### [Input material]
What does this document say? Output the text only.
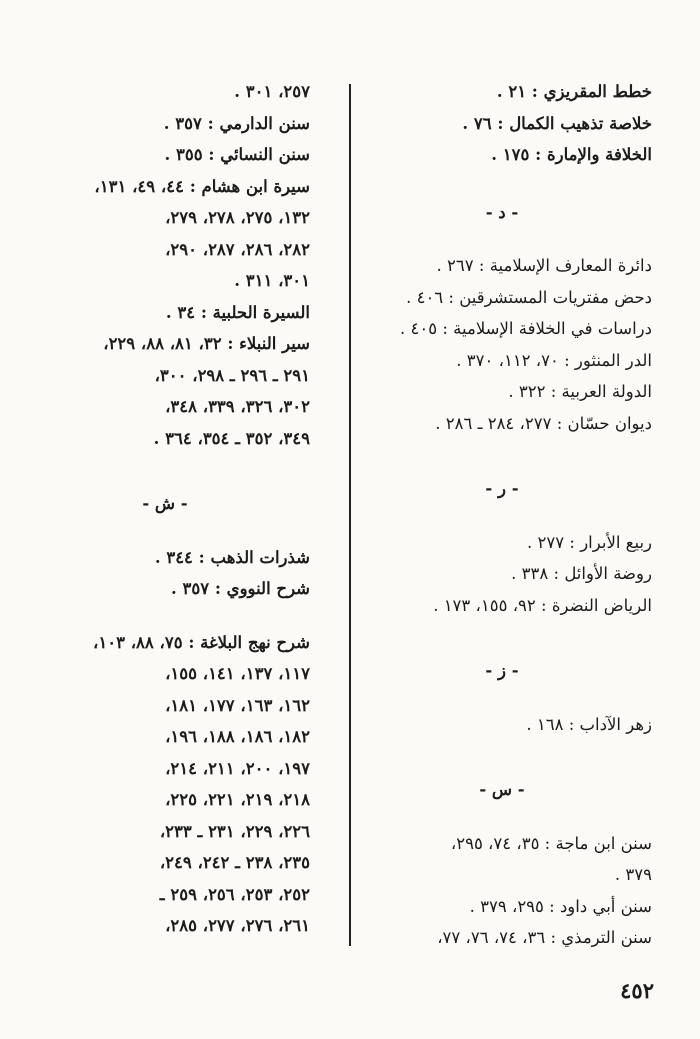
خطط المقريزي : ٢١ .
خلاصة تذهيب الكمال : ٧٦ .
الخلافة والإمارة : ١٧٥ .
- د -
دائرة المعارف الإسلامية : ٢٦٧ .
دحض مفتريات المستشرقين : ٤٠٦ .
دراسات في الخلافة الإسلامية : ٤٠٥ .
الدر المنثور : ٧٠، ١١٢، ٣٧٠ .
الدولة العربية : ٣٢٢ .
ديوان حسّان : ٢٧٧، ٢٨٤ ـ ٢٨٦ .
- ر -
ربيع الأبرار : ٢٧٧ .
روضة الأوائل : ٣٣٨ .
الرياض النضرة : ٩٢، ١٥٥، ١٧٣ .
- ز -
زهر الآداب : ١٦٨ .
- س -
سنن ابن ماجة : ٣٥، ٧٤، ٢٩٥،
٣٧٩ .
سنن أبي داود : ٢٩٥، ٣٧٩ .
سنن الترمذي : ٣٦، ٧٤، ٧٦، ٧٧،
٢٥٧، ٣٠١ .
سنن الدارمي : ٣٥٧ .
سنن النسائي : ٣٥٥ .
سيرة ابن هشام : ٤٤، ٤٩، ١٣١،
١٣٢، ٢٧٥، ٢٧٨، ٢٧٩،
٢٨٢، ٢٨٦، ٢٨٧، ٢٩٠،
٣٠١، ٣١١ .
السيرة الحلبية : ٣٤ .
سير النبلاء : ٣٢، ٨١، ٨٨، ٢٢٩،
٢٩١ ـ ٢٩٦ ـ ٢٩٨، ٣٠٠،
٣٠٢، ٣٢٦، ٣٣٩، ٣٤٨،
٣٤٩، ٣٥٢ ـ ٣٥٤، ٣٦٤ .
- ش -
شذرات الذهب : ٣٤٤ .
شرح النووي : ٣٥٧ .
شرح نهج البلاغة : ٧٥، ٨٨، ١٠٣،
١١٧، ١٣٧، ١٤١، ١٥٥،
١٦٢، ١٦٣، ١٧٧، ١٨١،
١٨٢، ١٨٦، ١٨٨، ١٩٦،
١٩٧، ٢٠٠، ٢١١، ٢١٤،
٢١٨، ٢١٩، ٢٢١، ٢٢٥،
٢٢٦، ٢٢٩، ٢٣١ ـ ٢٣٣،
٢٣٥، ٢٣٨ ـ ٢٤٢، ٢٤٩،
٢٥٢، ٢٥٣، ٢٥٦، ٢٥٩ ـ
٢٦١، ٢٧٦، ٢٧٧، ٢٨٥،
٤٥٢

### [Your objective]
Copy each line above where the string "الإسلامية" occurs.

### [Result of the task]
دائرة المعارف الإسلامية : ٢٦٧ .
دراسات في الخلافة الإسلامية : ٤٠٥ .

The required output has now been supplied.